Task prompt: Word for word, quote the lines from the one containing "Transcribe this image's" to the end of the entries below, including both. Leave pictures out.

Records shown:
-- Start --
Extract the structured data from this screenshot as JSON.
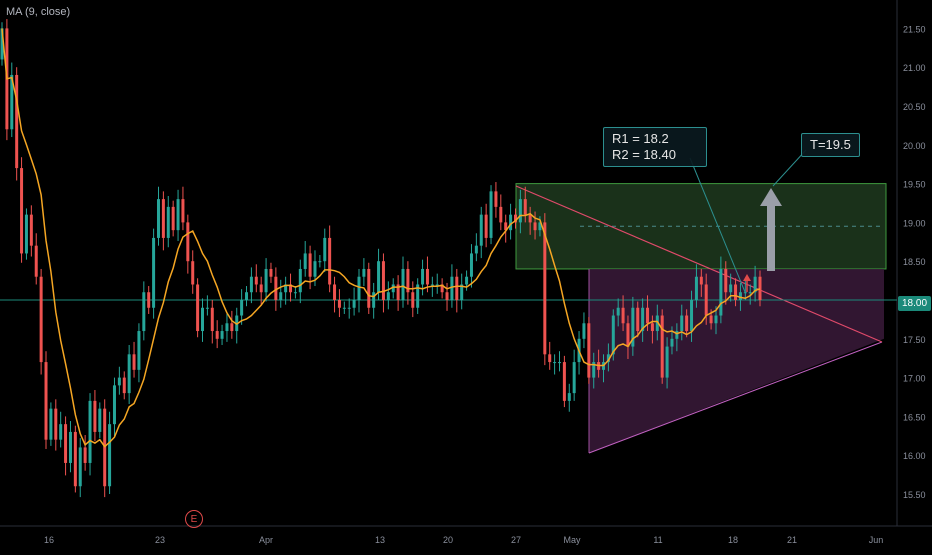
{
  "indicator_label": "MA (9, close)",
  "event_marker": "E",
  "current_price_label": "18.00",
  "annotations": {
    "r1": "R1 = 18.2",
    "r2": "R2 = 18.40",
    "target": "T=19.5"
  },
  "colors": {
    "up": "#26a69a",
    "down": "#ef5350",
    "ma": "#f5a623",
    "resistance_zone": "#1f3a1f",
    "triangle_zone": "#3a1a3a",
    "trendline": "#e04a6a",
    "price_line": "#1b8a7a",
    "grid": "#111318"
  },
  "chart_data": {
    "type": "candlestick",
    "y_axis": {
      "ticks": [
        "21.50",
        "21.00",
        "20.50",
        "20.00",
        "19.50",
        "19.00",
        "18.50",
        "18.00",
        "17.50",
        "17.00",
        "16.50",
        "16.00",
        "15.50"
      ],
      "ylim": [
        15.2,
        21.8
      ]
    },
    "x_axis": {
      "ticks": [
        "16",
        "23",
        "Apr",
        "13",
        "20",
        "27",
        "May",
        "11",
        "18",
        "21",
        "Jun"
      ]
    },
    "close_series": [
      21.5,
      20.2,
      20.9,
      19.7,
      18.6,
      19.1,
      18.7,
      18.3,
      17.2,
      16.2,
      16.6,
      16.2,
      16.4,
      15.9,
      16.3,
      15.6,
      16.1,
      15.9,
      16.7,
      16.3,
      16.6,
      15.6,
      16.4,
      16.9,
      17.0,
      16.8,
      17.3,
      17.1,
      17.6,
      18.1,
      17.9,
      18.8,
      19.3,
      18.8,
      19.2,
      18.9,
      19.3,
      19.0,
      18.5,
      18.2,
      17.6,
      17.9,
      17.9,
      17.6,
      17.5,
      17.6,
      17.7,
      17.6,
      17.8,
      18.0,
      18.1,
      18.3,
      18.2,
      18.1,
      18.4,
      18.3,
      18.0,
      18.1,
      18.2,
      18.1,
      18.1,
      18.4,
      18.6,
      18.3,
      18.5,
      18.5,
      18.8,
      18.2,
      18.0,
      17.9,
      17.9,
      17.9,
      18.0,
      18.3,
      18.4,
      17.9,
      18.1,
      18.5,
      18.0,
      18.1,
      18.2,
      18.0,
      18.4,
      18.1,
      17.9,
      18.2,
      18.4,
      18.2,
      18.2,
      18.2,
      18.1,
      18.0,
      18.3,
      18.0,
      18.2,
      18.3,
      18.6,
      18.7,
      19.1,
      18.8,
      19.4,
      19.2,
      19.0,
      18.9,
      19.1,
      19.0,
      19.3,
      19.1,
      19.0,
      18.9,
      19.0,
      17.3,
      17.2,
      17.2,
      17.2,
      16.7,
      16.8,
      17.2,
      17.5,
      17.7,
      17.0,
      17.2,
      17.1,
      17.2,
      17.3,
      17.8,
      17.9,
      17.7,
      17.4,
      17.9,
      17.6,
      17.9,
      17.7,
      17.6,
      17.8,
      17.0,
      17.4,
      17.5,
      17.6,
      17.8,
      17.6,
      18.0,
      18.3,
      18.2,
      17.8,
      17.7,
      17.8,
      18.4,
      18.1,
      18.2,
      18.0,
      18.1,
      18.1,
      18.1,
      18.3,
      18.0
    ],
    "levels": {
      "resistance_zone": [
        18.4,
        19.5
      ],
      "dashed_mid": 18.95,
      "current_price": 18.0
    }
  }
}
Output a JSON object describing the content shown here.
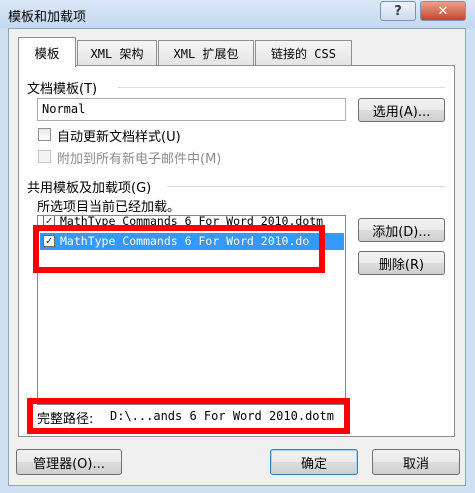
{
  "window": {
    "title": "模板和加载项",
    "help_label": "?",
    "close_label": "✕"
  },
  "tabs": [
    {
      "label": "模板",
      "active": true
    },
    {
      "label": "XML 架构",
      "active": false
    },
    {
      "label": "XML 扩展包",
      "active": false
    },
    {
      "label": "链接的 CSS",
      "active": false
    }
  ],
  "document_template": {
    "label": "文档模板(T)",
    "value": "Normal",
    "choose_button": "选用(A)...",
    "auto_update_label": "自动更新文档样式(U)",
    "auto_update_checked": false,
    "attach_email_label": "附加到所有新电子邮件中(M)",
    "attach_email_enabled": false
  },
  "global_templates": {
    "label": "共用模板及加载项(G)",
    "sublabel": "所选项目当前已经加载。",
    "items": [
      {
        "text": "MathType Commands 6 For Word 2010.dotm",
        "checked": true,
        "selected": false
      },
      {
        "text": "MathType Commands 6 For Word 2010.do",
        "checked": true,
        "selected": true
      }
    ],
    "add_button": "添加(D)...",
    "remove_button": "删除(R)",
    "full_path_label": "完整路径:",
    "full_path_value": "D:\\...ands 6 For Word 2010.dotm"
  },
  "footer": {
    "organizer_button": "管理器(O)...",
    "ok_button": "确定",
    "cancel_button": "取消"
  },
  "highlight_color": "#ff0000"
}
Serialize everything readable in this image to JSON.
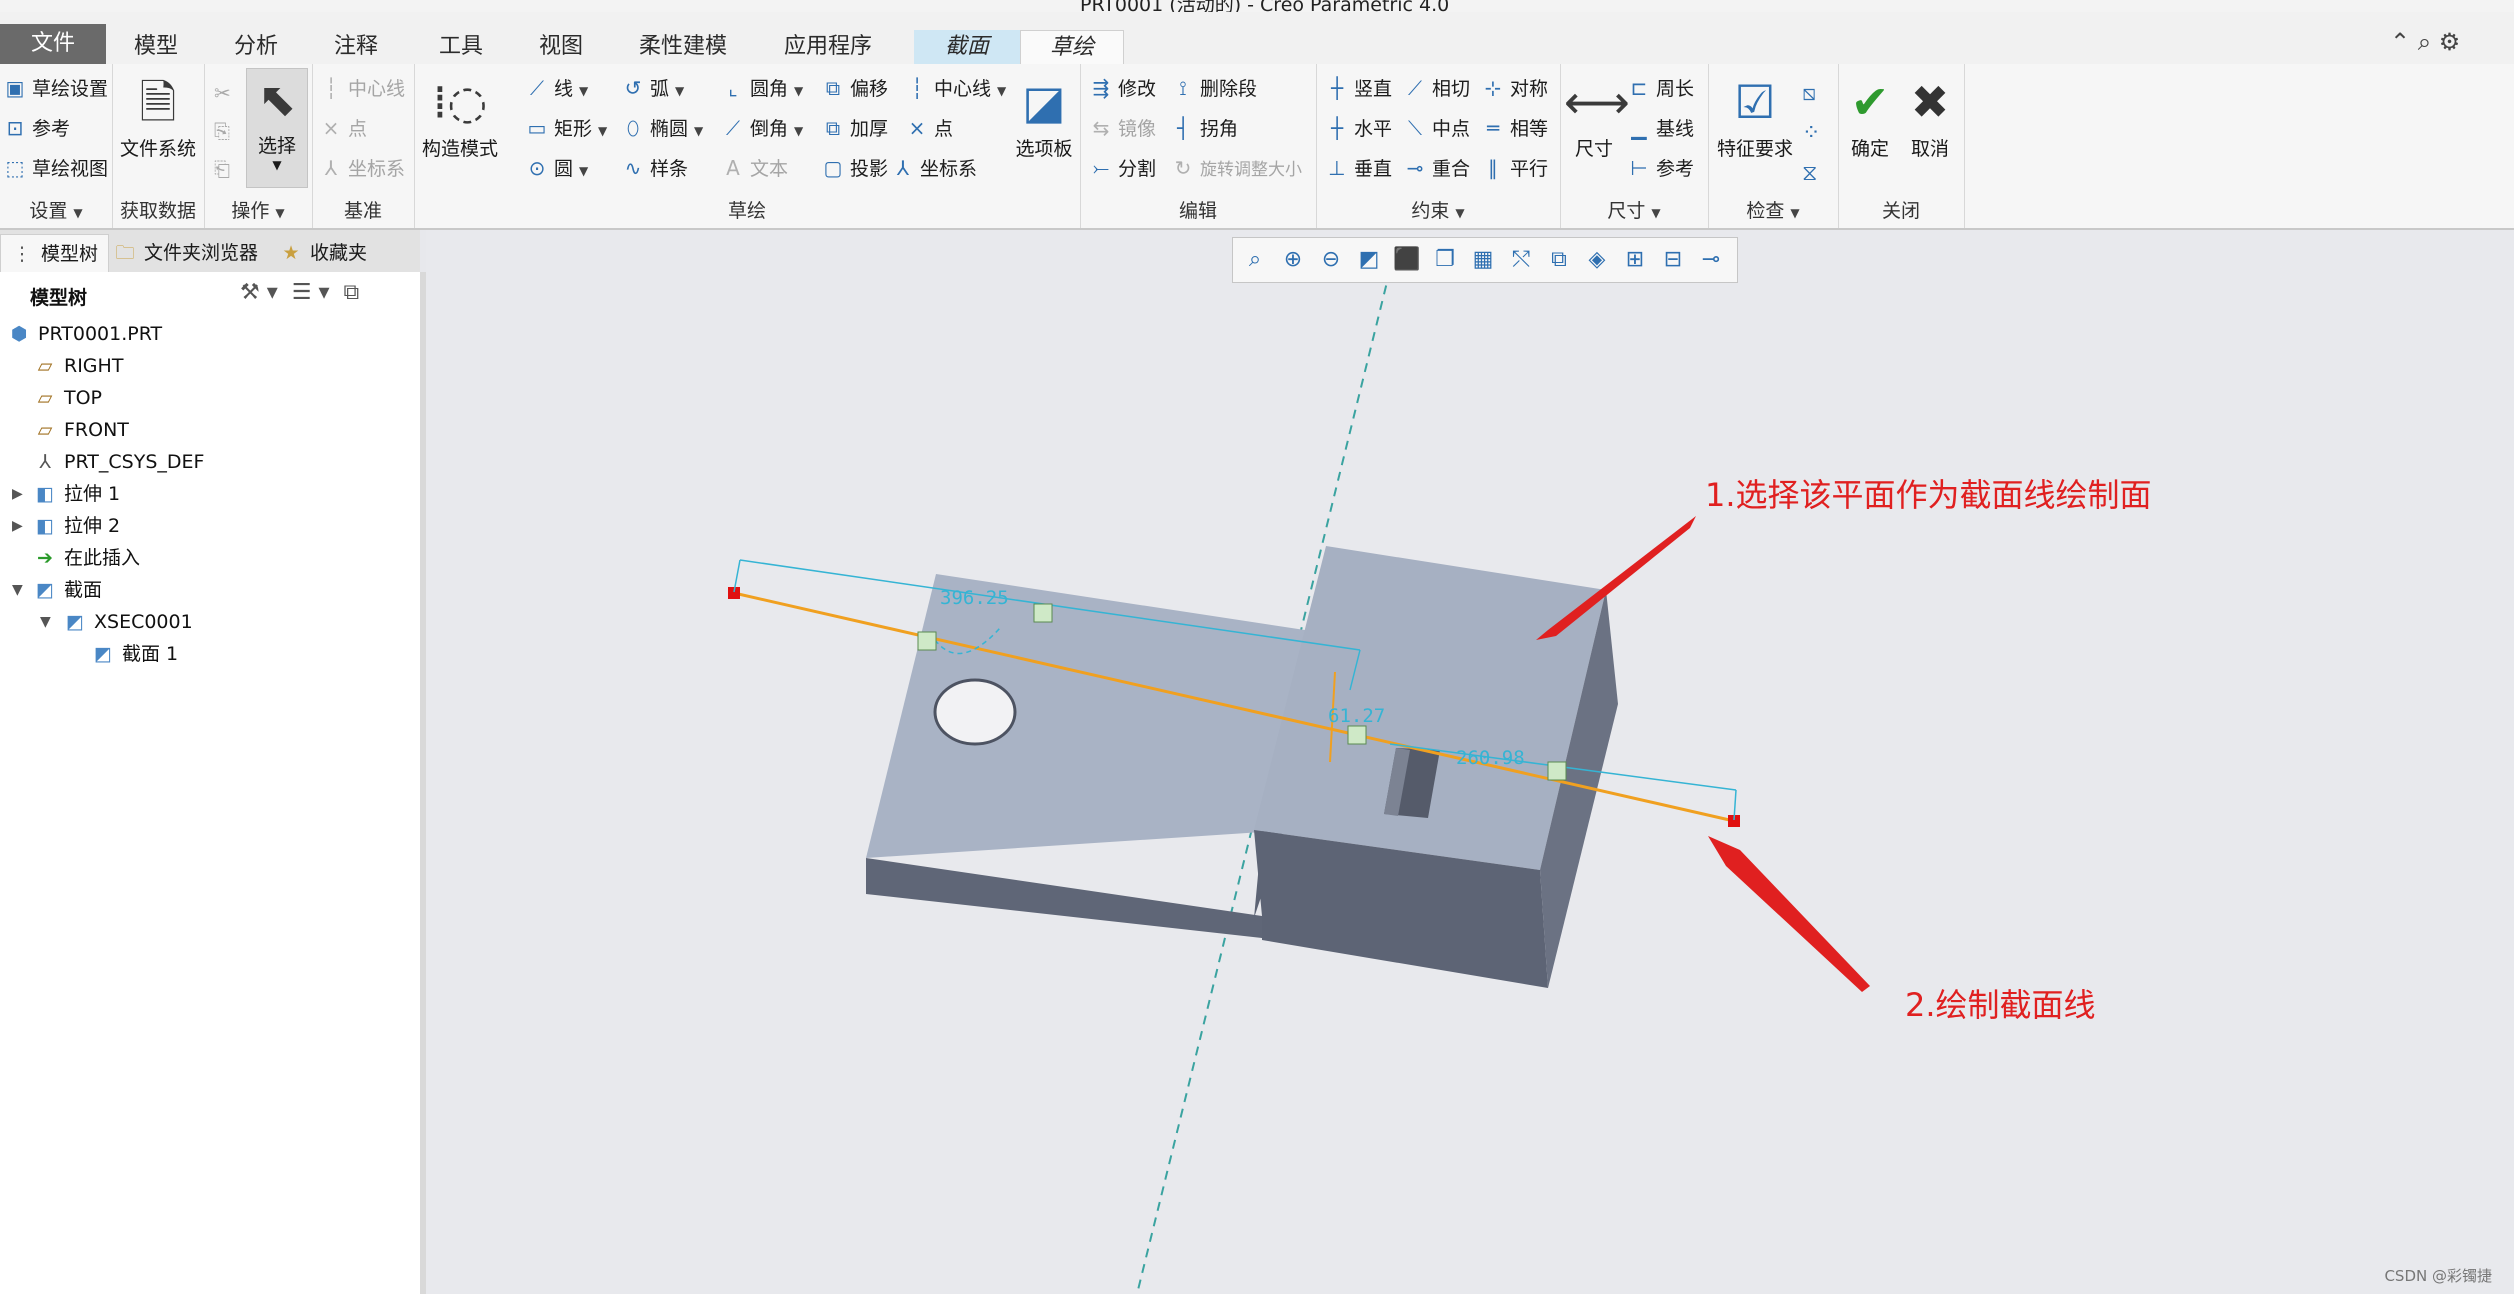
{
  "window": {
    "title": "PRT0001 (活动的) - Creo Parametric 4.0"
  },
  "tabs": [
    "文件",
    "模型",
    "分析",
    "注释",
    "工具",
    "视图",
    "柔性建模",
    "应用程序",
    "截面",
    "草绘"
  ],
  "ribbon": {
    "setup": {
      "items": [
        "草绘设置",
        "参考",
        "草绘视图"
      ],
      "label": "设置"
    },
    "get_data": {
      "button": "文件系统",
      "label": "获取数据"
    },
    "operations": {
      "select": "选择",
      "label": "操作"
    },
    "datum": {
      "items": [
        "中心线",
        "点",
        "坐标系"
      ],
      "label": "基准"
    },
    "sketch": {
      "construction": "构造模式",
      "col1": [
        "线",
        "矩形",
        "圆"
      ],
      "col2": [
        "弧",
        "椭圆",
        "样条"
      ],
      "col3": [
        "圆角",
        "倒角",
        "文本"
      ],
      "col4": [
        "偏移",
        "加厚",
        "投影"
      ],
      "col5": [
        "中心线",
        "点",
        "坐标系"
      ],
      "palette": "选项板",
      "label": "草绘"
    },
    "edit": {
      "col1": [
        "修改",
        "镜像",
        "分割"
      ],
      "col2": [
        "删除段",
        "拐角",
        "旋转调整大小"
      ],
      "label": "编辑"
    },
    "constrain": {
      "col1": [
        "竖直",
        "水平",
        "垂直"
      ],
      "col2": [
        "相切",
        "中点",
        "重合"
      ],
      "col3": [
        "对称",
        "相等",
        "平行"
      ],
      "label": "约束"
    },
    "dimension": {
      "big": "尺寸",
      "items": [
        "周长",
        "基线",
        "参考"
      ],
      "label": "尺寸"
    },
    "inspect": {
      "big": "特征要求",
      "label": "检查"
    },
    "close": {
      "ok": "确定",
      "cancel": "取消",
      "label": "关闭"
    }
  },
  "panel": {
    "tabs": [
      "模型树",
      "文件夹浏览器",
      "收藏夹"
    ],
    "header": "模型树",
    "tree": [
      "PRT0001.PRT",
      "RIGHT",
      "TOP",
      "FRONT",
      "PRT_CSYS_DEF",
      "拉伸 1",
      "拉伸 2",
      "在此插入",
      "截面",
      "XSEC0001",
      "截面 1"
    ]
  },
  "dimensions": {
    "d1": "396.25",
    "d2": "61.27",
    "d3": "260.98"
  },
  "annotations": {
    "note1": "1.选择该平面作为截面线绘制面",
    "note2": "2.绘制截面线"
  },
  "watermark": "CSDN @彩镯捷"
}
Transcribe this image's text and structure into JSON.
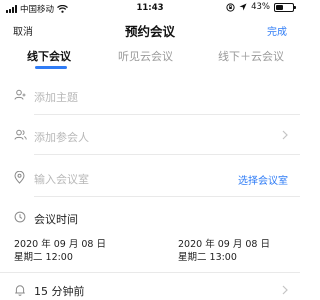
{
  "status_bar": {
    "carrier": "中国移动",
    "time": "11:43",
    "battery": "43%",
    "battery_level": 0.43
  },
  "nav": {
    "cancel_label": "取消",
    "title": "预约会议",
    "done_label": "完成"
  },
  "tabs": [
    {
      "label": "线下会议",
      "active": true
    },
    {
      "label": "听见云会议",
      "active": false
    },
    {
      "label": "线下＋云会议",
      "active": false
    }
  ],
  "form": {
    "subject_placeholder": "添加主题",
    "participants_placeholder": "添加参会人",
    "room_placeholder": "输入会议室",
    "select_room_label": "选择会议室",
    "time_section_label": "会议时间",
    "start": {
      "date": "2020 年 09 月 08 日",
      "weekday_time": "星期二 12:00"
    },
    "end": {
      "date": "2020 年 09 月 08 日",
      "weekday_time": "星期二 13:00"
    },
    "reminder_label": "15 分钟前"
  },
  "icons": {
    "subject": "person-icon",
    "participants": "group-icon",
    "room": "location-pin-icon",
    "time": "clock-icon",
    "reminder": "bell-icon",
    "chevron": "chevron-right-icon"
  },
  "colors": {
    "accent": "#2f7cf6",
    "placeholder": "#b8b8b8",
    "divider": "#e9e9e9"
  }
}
-- End --
Solved problem:
Transcribe this image's text and structure into JSON.
{
  "status_bar": {
    "carrier": "中国移动",
    "time": "11:43",
    "battery": "43%",
    "battery_level": 0.43
  },
  "nav": {
    "cancel_label": "取消",
    "title": "预约会议",
    "done_label": "完成"
  },
  "tabs": [
    {
      "label": "线下会议",
      "active": true
    },
    {
      "label": "听见云会议",
      "active": false
    },
    {
      "label": "线下＋云会议",
      "active": false
    }
  ],
  "form": {
    "subject_placeholder": "添加主题",
    "participants_placeholder": "添加参会人",
    "room_placeholder": "输入会议室",
    "select_room_label": "选择会议室",
    "time_section_label": "会议时间",
    "start": {
      "date": "2020 年 09 月 08 日",
      "weekday_time": "星期二 12:00"
    },
    "end": {
      "date": "2020 年 09 月 08 日",
      "weekday_time": "星期二 13:00"
    },
    "reminder_label": "15 分钟前"
  },
  "icons": {
    "subject": "person-icon",
    "participants": "group-icon",
    "room": "location-pin-icon",
    "time": "clock-icon",
    "reminder": "bell-icon",
    "chevron": "chevron-right-icon"
  },
  "colors": {
    "accent": "#2f7cf6",
    "placeholder": "#b8b8b8",
    "divider": "#e9e9e9"
  }
}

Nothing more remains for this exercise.